- _EXERCISE DESCRIPTION_
Provide the count of lines that hold "JSON" and no other output.

- _ENTRIES SUPPLIED_

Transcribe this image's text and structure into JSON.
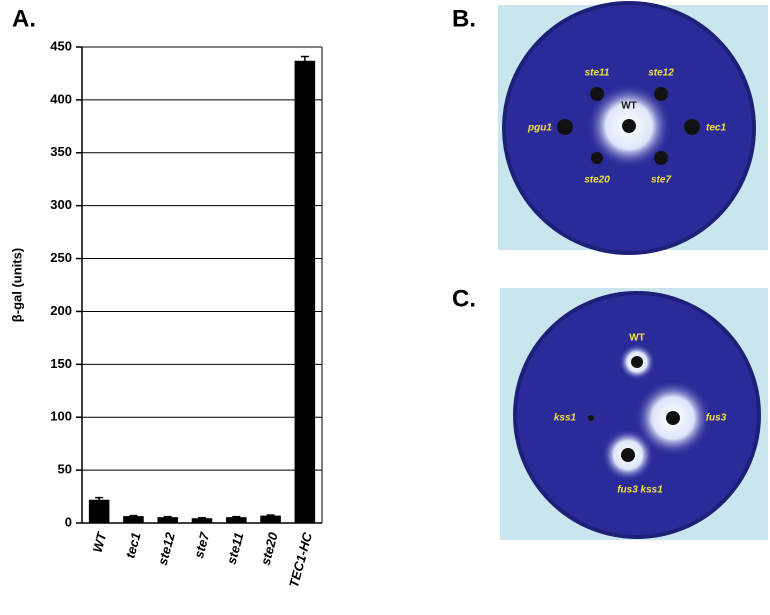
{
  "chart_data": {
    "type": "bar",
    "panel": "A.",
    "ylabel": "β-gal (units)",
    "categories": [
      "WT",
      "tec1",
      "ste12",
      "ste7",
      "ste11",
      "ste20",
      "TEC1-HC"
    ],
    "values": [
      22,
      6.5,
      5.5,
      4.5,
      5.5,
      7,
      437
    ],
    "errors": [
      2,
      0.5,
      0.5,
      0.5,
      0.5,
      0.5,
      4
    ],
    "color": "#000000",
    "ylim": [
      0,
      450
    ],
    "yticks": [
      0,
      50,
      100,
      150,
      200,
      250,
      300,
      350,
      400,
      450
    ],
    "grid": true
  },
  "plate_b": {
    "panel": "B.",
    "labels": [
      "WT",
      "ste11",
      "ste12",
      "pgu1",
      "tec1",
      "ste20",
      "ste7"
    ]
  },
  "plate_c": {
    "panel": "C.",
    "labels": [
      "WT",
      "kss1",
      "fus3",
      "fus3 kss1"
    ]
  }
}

...

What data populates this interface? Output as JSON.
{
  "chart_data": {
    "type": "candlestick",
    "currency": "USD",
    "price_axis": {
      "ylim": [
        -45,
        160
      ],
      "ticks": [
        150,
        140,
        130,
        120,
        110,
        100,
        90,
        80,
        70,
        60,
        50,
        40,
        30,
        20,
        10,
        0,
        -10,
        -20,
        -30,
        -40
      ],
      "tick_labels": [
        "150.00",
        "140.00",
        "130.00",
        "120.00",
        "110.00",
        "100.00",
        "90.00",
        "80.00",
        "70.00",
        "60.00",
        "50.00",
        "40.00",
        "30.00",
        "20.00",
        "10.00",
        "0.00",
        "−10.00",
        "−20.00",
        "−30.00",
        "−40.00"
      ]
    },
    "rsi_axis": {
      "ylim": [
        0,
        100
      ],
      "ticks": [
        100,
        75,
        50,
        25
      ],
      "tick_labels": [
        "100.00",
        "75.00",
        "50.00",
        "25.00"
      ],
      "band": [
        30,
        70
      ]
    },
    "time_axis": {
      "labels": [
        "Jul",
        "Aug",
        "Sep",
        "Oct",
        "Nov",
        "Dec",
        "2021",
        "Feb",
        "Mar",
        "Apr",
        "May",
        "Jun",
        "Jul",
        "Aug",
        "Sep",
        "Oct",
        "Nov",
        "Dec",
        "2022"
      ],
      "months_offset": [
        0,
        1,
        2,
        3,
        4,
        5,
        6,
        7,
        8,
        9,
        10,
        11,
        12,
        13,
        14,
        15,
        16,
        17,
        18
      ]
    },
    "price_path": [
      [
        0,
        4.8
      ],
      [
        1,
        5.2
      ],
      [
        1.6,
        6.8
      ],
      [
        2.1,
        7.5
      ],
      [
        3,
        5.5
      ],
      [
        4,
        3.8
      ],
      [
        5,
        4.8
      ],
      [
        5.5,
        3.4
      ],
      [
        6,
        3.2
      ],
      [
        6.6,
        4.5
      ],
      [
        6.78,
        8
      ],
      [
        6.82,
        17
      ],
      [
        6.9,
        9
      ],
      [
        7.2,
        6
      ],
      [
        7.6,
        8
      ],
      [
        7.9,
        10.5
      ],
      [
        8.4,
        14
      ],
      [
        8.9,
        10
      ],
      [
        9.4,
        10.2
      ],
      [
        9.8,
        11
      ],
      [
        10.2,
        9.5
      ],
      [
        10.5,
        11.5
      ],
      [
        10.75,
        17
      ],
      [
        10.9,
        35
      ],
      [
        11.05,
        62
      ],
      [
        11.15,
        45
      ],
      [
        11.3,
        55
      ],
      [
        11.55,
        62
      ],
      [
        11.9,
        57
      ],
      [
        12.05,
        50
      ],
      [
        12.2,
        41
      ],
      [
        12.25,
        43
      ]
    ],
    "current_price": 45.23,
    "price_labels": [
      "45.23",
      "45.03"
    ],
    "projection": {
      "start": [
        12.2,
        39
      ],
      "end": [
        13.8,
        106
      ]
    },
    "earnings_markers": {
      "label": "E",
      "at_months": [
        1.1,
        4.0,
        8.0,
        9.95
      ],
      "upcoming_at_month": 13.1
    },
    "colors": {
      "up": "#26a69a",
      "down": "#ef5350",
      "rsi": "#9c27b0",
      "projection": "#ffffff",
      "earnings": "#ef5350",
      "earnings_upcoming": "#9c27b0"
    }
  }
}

- _WRITTEN ANSWER_
2